* **SOURCE MATERIAL**:
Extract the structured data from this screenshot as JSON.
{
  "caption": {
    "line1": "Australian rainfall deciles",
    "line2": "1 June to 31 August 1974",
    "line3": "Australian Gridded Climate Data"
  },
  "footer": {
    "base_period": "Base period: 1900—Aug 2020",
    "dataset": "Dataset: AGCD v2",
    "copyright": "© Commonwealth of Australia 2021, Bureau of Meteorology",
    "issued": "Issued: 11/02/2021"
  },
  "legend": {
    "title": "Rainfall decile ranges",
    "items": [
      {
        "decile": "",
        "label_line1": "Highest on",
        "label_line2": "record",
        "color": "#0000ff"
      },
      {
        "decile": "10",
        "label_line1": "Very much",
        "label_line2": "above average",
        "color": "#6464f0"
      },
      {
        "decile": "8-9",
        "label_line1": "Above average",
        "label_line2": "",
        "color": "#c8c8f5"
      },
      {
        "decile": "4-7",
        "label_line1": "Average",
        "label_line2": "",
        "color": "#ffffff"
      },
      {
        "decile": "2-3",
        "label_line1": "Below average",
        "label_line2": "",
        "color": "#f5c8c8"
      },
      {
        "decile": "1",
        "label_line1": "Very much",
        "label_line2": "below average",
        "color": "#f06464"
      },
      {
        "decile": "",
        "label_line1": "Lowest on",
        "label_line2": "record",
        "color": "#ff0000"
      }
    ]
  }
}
...
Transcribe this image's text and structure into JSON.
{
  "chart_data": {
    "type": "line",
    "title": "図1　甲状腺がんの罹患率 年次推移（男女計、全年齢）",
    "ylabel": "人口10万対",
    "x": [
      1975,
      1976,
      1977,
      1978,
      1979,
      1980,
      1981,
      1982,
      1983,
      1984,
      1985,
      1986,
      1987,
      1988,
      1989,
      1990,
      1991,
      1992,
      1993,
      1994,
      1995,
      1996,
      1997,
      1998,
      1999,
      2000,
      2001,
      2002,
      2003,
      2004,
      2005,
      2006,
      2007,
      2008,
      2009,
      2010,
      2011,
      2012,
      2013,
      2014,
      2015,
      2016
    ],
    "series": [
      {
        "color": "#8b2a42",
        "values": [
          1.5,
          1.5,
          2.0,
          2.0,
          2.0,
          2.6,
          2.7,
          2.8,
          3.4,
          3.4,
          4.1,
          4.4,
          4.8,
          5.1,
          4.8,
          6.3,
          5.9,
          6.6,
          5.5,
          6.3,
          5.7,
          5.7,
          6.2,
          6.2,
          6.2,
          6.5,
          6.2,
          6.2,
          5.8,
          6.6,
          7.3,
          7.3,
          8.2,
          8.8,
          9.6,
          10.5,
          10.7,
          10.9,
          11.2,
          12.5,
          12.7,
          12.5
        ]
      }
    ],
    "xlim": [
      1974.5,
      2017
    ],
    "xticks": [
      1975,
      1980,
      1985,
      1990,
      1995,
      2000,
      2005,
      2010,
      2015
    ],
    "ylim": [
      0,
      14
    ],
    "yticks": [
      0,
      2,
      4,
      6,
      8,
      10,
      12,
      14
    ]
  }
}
---
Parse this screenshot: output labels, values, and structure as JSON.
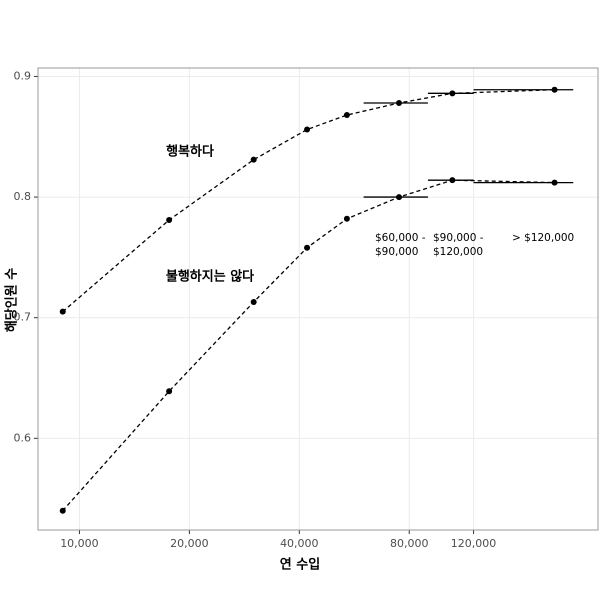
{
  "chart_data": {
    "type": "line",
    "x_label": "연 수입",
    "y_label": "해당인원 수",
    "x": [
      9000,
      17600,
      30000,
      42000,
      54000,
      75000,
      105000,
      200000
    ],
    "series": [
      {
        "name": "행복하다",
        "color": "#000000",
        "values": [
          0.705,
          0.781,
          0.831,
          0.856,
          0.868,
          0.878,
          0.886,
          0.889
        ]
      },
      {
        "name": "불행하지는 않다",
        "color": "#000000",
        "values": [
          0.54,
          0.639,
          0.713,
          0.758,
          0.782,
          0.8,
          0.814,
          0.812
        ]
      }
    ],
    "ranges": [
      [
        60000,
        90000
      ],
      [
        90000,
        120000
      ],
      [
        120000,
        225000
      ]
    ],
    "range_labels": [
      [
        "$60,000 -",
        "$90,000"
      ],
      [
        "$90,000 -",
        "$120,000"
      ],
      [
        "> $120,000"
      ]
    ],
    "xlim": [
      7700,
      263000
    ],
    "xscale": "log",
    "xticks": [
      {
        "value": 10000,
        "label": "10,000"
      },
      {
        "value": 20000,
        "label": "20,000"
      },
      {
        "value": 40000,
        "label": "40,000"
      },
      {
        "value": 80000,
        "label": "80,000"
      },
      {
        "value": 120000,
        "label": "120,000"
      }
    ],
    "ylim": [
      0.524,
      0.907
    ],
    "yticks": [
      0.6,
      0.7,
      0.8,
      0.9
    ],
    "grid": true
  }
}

* **PROBLEM DESCRIPTION**: Search the data for the string "title". List each line that has it.

* **ANSWER TO THE TASK**:
    "title": "Rainfall decile ranges",
    "title": "図1　甲状腺がんの罹患率 年次推移（男女計、全年齢）",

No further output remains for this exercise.